▸ **What this task involves**:
Select from the data all lines with the word "合同工期".

(Stored data entries)
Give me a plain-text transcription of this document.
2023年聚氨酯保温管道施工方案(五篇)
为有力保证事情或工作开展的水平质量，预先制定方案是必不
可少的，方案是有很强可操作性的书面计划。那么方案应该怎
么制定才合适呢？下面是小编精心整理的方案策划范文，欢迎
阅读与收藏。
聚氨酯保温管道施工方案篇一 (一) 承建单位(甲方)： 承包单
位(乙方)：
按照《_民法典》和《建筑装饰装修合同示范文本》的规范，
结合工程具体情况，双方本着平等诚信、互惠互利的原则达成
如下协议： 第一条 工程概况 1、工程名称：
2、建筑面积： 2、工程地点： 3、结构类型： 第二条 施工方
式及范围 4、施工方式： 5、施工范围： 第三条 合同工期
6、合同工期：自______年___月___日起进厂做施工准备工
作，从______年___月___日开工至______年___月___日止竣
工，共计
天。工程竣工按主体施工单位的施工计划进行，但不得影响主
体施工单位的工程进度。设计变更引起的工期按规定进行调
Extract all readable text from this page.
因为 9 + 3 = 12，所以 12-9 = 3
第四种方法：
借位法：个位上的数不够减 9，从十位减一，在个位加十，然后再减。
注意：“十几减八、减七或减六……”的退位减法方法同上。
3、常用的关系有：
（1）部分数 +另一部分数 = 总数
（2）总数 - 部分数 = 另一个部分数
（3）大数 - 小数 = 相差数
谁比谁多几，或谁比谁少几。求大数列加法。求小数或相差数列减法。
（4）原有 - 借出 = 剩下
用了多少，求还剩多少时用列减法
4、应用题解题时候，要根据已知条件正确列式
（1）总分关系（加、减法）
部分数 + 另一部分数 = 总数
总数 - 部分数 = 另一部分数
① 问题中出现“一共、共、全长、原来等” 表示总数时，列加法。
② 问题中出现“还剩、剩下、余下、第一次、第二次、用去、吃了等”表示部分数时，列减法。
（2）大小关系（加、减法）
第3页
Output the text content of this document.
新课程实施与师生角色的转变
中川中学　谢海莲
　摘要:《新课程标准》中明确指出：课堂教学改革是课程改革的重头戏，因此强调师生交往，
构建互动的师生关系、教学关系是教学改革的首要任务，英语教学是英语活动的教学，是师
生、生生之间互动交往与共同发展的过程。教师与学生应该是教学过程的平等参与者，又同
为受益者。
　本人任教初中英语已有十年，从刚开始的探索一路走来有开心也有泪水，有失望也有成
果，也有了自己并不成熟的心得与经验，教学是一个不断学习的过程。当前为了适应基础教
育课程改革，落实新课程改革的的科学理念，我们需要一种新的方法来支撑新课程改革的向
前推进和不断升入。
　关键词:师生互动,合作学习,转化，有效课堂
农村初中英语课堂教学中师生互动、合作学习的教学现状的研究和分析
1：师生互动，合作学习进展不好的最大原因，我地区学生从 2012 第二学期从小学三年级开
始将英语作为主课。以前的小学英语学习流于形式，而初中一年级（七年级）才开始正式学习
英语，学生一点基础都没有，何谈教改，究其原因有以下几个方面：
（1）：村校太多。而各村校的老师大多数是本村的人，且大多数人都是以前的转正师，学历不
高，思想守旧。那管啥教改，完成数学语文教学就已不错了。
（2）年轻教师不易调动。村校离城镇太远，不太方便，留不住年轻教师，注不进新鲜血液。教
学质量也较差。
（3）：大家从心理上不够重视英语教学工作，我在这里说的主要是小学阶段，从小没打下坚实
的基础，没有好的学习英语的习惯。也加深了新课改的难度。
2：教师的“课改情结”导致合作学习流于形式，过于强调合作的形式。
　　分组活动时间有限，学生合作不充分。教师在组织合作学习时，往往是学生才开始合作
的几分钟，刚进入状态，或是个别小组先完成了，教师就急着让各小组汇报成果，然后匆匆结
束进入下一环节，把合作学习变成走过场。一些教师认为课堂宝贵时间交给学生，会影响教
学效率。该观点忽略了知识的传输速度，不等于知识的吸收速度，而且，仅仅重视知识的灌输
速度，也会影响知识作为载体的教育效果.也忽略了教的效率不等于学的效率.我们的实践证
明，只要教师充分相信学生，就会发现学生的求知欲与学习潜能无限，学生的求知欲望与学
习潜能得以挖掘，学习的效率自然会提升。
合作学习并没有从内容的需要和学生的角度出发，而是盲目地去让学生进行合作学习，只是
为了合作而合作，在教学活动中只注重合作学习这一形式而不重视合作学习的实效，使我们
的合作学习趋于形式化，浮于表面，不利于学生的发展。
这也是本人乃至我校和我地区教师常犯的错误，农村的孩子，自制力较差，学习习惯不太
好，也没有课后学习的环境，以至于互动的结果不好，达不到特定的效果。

▸ **Finished answer**:
式及范围 4、施工方式： 5、施工范围： 第三条 合同工期
6、合同工期：自______年___月___日起进厂做施工准备工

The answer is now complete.